● Problem description:
Check each line of the entries below for the string "style"; copy every line where it appears.

● Records provided:
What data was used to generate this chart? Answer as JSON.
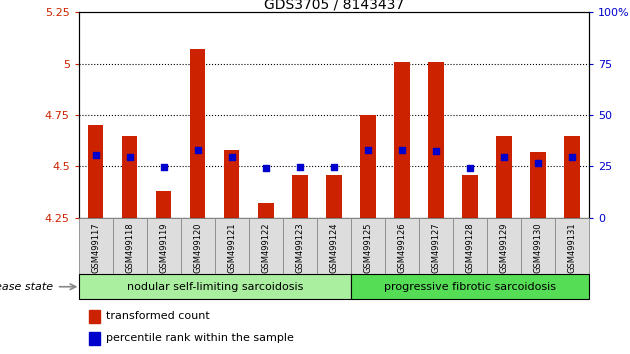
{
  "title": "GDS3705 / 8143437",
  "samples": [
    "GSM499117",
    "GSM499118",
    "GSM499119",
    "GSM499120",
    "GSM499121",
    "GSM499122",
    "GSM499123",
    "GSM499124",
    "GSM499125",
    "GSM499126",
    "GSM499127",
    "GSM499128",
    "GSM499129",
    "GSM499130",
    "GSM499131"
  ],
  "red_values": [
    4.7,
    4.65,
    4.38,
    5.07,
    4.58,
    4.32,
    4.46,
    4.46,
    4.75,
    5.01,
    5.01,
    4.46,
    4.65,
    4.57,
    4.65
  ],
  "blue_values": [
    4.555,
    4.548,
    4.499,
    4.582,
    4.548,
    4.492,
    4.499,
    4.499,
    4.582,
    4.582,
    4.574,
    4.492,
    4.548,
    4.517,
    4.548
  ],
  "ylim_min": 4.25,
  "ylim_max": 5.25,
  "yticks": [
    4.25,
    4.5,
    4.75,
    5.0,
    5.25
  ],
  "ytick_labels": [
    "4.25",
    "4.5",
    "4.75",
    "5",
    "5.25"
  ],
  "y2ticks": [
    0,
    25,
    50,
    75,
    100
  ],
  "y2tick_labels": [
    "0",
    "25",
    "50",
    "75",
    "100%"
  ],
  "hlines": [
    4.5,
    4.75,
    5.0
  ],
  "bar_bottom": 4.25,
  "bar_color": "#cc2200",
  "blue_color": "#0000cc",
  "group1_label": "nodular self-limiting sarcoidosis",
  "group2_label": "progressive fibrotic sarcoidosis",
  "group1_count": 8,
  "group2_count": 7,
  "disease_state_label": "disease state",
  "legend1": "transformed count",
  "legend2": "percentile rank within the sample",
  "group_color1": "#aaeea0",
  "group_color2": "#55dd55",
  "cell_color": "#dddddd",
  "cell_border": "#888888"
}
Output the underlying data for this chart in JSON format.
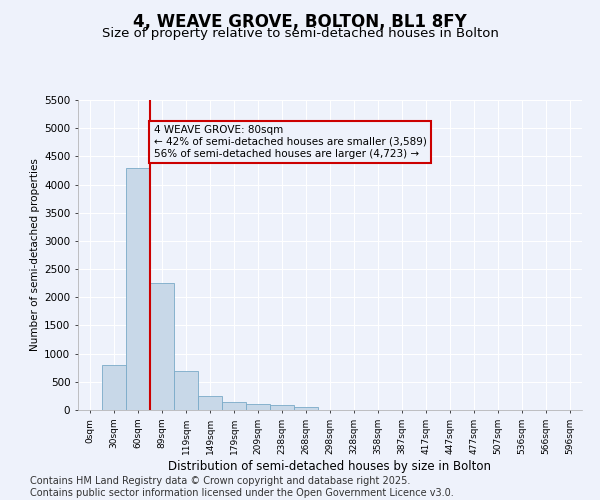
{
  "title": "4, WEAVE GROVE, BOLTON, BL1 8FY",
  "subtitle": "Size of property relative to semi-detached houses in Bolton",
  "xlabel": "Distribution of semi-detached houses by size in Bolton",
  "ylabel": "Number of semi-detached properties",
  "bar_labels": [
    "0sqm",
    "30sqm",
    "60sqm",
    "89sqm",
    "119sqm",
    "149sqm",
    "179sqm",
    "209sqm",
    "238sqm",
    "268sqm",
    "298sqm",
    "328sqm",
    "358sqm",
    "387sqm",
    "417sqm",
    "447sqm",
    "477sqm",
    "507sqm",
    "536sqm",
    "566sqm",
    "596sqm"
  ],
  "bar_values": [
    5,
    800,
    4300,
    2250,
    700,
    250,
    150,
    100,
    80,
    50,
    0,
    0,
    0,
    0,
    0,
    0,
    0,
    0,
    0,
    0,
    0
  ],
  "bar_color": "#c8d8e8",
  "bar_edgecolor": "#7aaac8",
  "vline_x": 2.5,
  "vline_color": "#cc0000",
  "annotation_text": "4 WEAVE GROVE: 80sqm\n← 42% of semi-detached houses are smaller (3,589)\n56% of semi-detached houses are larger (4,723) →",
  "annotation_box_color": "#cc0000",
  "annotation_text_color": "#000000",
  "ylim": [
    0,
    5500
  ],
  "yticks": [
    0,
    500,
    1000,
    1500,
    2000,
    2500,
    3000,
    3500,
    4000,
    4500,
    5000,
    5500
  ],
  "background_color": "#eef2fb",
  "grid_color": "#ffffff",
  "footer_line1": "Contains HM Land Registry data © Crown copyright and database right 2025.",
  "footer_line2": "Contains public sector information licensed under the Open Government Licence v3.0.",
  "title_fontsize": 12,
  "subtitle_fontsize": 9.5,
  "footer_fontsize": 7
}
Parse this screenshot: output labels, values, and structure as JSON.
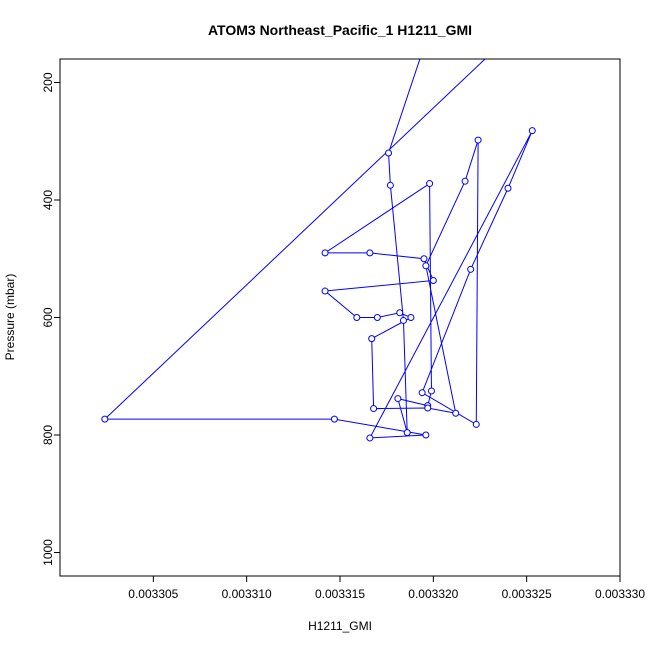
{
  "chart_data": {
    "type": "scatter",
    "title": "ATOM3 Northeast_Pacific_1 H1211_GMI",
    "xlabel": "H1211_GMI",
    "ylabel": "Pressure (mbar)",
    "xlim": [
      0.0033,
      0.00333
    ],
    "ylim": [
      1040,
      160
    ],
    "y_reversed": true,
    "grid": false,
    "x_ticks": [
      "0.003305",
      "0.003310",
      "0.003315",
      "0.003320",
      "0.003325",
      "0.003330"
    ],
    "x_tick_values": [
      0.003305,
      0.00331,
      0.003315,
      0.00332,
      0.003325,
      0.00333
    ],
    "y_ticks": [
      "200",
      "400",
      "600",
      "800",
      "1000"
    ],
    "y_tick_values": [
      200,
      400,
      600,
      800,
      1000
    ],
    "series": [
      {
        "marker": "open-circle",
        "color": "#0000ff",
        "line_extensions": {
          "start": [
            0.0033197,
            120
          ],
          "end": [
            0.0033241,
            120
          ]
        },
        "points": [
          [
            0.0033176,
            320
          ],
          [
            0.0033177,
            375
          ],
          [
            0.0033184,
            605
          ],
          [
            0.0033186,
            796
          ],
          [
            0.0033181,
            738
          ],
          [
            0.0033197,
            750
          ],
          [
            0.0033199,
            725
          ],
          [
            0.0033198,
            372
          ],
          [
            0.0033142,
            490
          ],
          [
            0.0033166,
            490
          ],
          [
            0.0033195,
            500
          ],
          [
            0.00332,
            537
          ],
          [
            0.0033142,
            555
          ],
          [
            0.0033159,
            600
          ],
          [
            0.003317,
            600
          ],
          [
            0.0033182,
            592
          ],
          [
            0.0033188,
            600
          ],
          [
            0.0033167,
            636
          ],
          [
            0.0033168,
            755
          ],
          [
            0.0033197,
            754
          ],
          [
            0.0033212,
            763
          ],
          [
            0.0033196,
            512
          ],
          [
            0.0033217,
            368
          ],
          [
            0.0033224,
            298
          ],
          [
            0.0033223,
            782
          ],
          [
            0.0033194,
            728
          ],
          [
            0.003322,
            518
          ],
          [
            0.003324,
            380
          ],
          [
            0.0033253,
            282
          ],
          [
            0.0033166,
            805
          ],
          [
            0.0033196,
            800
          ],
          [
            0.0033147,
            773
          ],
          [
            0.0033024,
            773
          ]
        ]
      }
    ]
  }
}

* * *

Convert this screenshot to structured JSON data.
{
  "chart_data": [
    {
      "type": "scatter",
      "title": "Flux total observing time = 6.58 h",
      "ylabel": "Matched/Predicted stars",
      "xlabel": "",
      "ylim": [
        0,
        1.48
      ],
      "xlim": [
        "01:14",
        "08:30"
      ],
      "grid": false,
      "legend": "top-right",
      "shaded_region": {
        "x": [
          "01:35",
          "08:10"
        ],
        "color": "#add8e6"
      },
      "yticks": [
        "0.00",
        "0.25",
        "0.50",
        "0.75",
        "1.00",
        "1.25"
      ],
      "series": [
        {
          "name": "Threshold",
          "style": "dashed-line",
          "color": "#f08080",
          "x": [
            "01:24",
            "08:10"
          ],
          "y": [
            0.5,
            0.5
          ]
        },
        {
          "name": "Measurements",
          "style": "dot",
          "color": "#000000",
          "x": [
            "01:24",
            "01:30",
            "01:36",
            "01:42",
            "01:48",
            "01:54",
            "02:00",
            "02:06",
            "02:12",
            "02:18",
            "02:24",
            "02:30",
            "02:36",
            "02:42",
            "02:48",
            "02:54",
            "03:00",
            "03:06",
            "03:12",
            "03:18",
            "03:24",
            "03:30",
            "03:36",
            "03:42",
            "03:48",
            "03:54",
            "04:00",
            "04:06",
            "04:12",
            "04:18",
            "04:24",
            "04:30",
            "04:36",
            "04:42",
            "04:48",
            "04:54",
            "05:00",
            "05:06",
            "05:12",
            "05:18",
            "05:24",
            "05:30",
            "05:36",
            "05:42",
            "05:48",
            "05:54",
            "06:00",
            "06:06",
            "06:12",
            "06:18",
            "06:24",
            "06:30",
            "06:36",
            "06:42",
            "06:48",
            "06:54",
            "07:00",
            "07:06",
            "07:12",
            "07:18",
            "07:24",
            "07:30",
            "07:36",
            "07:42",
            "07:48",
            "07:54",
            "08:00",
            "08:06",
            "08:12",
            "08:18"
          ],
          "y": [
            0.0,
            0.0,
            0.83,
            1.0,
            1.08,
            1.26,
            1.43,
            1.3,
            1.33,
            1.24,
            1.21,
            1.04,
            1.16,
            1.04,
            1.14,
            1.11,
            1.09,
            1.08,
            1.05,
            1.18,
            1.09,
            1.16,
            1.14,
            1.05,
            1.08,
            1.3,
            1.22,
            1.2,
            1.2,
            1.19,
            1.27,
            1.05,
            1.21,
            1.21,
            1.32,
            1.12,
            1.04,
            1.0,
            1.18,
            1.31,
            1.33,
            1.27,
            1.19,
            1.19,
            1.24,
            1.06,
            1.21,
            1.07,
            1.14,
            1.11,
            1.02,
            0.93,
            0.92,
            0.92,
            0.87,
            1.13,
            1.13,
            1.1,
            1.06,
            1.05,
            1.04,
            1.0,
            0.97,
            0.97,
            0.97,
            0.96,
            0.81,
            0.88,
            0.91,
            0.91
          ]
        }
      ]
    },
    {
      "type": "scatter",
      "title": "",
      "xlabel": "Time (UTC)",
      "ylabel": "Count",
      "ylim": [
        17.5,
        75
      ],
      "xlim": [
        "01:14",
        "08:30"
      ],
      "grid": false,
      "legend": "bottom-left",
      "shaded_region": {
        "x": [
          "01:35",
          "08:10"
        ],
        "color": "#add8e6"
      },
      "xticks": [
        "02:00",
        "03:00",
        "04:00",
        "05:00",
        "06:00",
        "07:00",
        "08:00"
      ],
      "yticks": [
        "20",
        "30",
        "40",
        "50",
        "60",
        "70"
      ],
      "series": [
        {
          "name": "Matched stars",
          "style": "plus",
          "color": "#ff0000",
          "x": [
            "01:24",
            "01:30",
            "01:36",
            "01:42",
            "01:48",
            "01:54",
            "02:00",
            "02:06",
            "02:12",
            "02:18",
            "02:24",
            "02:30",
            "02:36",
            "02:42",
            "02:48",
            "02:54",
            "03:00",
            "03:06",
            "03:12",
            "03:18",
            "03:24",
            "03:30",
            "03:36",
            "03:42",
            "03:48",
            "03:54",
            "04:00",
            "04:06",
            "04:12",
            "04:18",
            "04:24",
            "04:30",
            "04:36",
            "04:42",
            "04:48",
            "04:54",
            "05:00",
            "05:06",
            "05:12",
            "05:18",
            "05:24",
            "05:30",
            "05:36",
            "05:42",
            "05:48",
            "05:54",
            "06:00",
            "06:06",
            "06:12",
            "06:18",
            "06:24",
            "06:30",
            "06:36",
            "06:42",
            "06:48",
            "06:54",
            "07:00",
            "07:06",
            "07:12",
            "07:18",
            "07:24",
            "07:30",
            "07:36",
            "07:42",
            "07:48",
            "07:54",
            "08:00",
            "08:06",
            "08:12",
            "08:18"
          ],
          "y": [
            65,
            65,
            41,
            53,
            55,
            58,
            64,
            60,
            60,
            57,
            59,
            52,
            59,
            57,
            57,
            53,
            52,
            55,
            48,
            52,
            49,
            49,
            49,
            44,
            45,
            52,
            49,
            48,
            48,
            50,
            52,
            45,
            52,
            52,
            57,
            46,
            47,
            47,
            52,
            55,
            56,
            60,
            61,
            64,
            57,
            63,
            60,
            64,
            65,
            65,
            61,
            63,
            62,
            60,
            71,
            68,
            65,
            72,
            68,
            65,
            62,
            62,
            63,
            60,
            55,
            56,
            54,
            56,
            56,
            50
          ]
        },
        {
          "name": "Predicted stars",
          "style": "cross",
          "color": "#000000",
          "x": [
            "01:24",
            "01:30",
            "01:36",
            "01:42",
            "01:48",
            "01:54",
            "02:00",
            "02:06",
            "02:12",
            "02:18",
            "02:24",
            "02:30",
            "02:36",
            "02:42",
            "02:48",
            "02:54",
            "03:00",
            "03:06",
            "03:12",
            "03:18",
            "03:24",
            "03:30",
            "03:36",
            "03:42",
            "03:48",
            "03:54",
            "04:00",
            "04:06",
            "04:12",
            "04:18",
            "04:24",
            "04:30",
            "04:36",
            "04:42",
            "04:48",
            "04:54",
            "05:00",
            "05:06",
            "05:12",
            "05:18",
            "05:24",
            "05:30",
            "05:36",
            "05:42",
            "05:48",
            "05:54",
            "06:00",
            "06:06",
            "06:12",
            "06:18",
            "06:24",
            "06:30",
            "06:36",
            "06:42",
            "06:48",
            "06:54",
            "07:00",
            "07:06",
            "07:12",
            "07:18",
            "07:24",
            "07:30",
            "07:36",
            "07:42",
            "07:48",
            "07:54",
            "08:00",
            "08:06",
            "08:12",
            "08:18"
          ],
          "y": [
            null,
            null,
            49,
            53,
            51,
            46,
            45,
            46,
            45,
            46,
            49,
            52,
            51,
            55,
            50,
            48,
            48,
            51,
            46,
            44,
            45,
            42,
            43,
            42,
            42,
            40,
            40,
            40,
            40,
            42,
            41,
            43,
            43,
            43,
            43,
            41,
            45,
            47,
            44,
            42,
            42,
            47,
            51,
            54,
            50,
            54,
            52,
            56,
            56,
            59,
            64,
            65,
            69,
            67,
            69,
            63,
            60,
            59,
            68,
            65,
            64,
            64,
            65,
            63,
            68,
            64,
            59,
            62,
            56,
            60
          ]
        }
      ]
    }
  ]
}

● Worked answer:
          "style": "dashed-line",
          "style": "dot",
          "style": "plus",
          "style": "cross",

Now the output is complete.